Exercise>
Filter this material down to the lines that hold "LIPI", copying each one.

════

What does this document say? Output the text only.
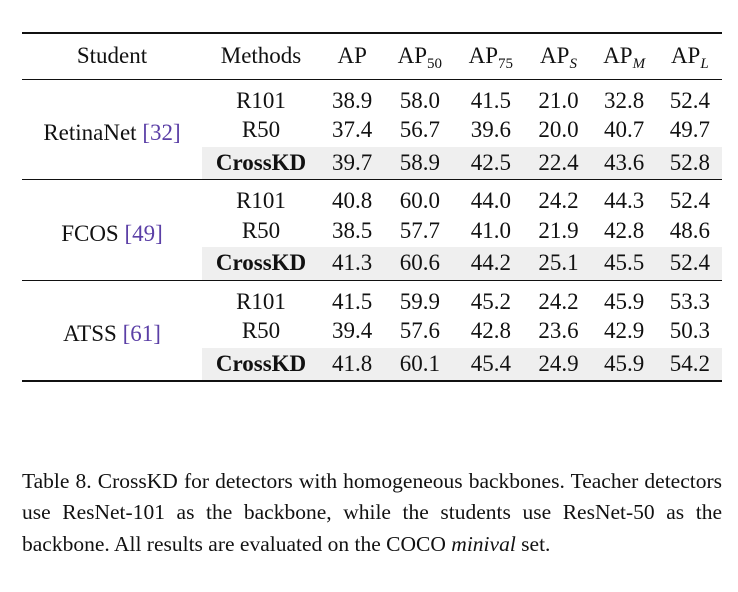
Student	Methods	AP	$AP_{50}$	$AP_{75}$	$AP_S$	$AP_M$	$AP_L$
RetinaNet [32]	R101	38.9	58.0	41.5	21.0	32.8	52.4
	R50	37.4	56.7	39.6	20.0	40.7	49.7
	CrossKD	39.7	58.9	42.5	22.4	43.6	52.8
FCOS [49]	R101	40.8	60.0	44.0	24.2	44.3	52.4
	R50	38.5	57.7	41.0	21.9	42.8	48.6
	CrossKD	41.3	60.6	44.2	25.1	45.5	52.4
ATSS [61]	R101	41.5	59.9	45.2	24.2	45.9	53.3
	R50	39.4	57.6	42.8	23.6	42.9	50.3
	CrossKD	41.8	60.1	45.4	24.9	45.9	54.2

Table 8. CrossKD for detectors with homogeneous backbones. Teacher detectors use ResNet-101 as the backbone, while the students use ResNet-50 as the backbone. All results are evaluated on the COCO minival set.
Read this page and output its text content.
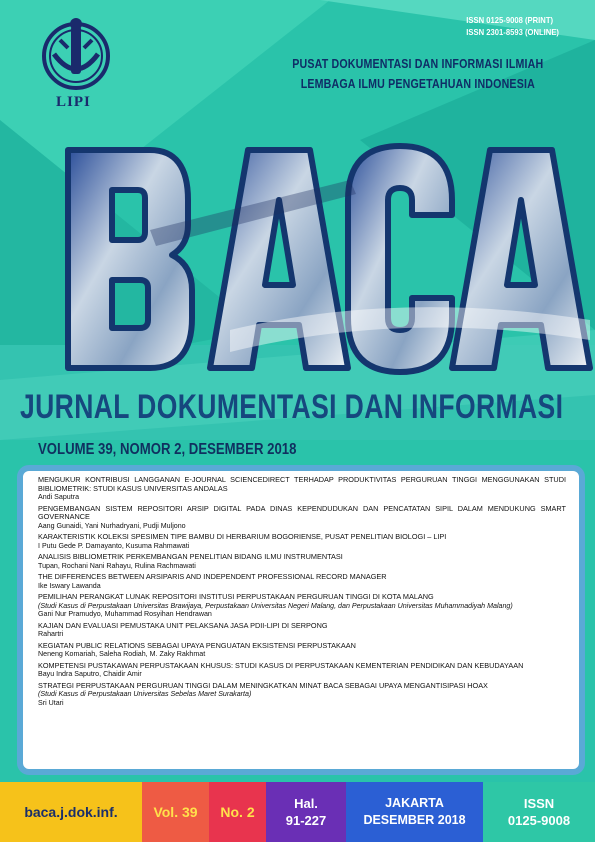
LIPI
ISSN 0125-9008 (PRINT)
ISSN 2301-8593 (ONLINE)
PUSAT DOKUMENTASI DAN INFORMASI ILMIAH
LEMBAGA ILMU PENGETAHUAN INDONESIA
JURNAL DOKUMENTASI DAN INFORMASI
VOLUME 39, NOMOR 2, DESEMBER 2018
MENGUKUR KONTRIBUSI LANGGANAN E-JOURNAL SCIENCEDIRECT TERHADAP PRODUKTIVITAS PERGURUAN TINGGI MENGGUNAKAN STUDI BIBLIOMETRIK: STUDI KASUS UNIVERSITAS ANDALAS
Andi Saputra
PENGEMBANGAN SISTEM REPOSITORI ARSIP DIGITAL PADA DINAS KEPENDUDUKAN DAN PENCATATAN SIPIL DALAM MENDUKUNG SMART GOVERNANCE
Aang Gunaidi, Yani Nurhadryani, Pudji Muljono
KARAKTERISTIK KOLEKSI SPESIMEN TIPE BAMBU DI HERBARIUM BOGORIENSE, PUSAT PENELITIAN BIOLOGI – LIPI
I Putu Gede P. Damayanto, Kusuma Rahmawati
ANALISIS BIBLIOMETRIK PERKEMBANGAN PENELITIAN BIDANG ILMU INSTRUMENTASI
Tupan, Rochani Nani Rahayu, Rulina Rachmawati
THE DIFFERENCES BETWEEN ARSIPARIS AND INDEPENDENT PROFESSIONAL RECORD MANAGER
Ike Iswary Lawanda
PEMILIHAN PERANGKAT LUNAK REPOSITORI INSTITUSI PERPUSTAKAAN PERGURUAN TINGGI DI KOTA MALANG
(Studi Kasus di Perpustakaan Universitas Brawijaya, Perpustakaan Universitas Negeri Malang, dan Perpustakaan Universitas Muhammadiyah Malang)
Gani Nur Pramudyo, Muhammad Rosyihan Hendrawan
KAJIAN DAN EVALUASI PEMUSTAKA UNIT PELAKSANA JASA PDII-LIPI DI SERPONG
Rahartri
KEGIATAN PUBLIC RELATIONS SEBAGAI UPAYA PENGUATAN EKSISTENSI PERPUSTAKAAN
Neneng Komariah, Saleha Rodiah, M. Zaky Rakhmat
KOMPETENSI PUSTAKAWAN PERPUSTAKAAN KHUSUS: STUDI KASUS DI PERPUSTAKAAN KEMENTERIAN PENDIDIKAN DAN KEBUDAYAAN
Bayu Indra Saputro, Chaidir Amir
STRATEGI PERPUSTAKAAN PERGURUAN TINGGI DALAM MENINGKATKAN MINAT BACA SEBAGAI UPAYA MENGANTISIPASI HOAX
(Studi Kasus di Perpustakaan Universitas Sebelas Maret Surakarta)
Sri Utari
baca.j.dok.inf.	Vol. 39 No. 2	Hal.
91-227
JAKARTA
DESEMBER 2018
ISSN
0125-9008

════

The output>
LIPI
KARAKTERISTIK KOLEKSI SPESIMEN TIPE BAMBU DI HERBARIUM BOGORIENSE, PUSAT PENELITIAN BIOLOGI – LIPI
KAJIAN DAN EVALUASI PEMUSTAKA UNIT PELAKSANA JASA PDII-LIPI DI SERPONG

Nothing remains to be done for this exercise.